[Collected data]
* * *
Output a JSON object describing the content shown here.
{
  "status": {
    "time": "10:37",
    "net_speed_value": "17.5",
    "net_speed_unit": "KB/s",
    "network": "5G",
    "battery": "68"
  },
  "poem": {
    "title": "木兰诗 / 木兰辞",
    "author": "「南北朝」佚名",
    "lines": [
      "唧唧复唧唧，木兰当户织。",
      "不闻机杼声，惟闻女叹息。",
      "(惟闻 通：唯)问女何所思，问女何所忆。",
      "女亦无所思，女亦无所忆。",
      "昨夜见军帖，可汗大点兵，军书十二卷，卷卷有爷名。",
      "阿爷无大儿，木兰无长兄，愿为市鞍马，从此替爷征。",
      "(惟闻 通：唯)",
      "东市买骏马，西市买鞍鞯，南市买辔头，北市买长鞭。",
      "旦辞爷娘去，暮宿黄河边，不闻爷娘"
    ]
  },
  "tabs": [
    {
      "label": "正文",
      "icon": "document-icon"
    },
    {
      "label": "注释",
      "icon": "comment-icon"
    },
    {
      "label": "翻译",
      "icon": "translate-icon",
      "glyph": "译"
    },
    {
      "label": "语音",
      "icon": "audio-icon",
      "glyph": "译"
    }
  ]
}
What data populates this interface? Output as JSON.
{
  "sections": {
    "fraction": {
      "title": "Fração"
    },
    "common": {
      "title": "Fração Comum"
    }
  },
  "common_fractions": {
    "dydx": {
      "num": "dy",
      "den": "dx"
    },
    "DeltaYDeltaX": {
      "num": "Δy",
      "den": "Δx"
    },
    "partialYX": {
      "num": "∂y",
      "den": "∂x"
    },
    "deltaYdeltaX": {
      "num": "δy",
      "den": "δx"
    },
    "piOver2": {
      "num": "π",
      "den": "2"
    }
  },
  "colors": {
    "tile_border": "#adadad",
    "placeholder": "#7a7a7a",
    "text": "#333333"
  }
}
* * *
**PROBLEM**
Reproduce the listing above word for word.

**RIGHT ANSWER**
Output a JSON object describing the content shown here.
{
  "status": {
    "time": "10:37",
    "net_speed_value": "17.5",
    "net_speed_unit": "KB/s",
    "network": "5G",
    "battery": "68"
  },
  "poem": {
    "title": "木兰诗 / 木兰辞",
    "author": "「南北朝」佚名",
    "lines": [
      "唧唧复唧唧，木兰当户织。",
      "不闻机杼声，惟闻女叹息。",
      "(惟闻 通：唯)问女何所思，问女何所忆。",
      "女亦无所思，女亦无所忆。",
      "昨夜见军帖，可汗大点兵，军书十二卷，卷卷有爷名。",
      "阿爷无大儿，木兰无长兄，愿为市鞍马，从此替爷征。",
      "(惟闻 通：唯)",
      "东市买骏马，西市买鞍鞯，南市买辔头，北市买长鞭。",
      "旦辞爷娘去，暮宿黄河边，不闻爷娘"
    ]
  },
  "tabs": [
    {
      "label": "正文",
      "icon": "document-icon"
    },
    {
      "label": "注释",
      "icon": "comment-icon"
    },
    {
      "label": "翻译",
      "icon": "translate-icon",
      "glyph": "译"
    },
    {
      "label": "语音",
      "icon": "audio-icon",
      "glyph": "译"
    }
  ]
}
What data populates this interface? Output as JSON.
{
  "sections": {
    "fraction": {
      "title": "Fração"
    },
    "common": {
      "title": "Fração Comum"
    }
  },
  "common_fractions": {
    "dydx": {
      "num": "dy",
      "den": "dx"
    },
    "DeltaYDeltaX": {
      "num": "Δy",
      "den": "Δx"
    },
    "partialYX": {
      "num": "∂y",
      "den": "∂x"
    },
    "deltaYdeltaX": {
      "num": "δy",
      "den": "δx"
    },
    "piOver2": {
      "num": "π",
      "den": "2"
    }
  },
  "colors": {
    "tile_border": "#adadad",
    "placeholder": "#7a7a7a",
    "text": "#333333"
  }
}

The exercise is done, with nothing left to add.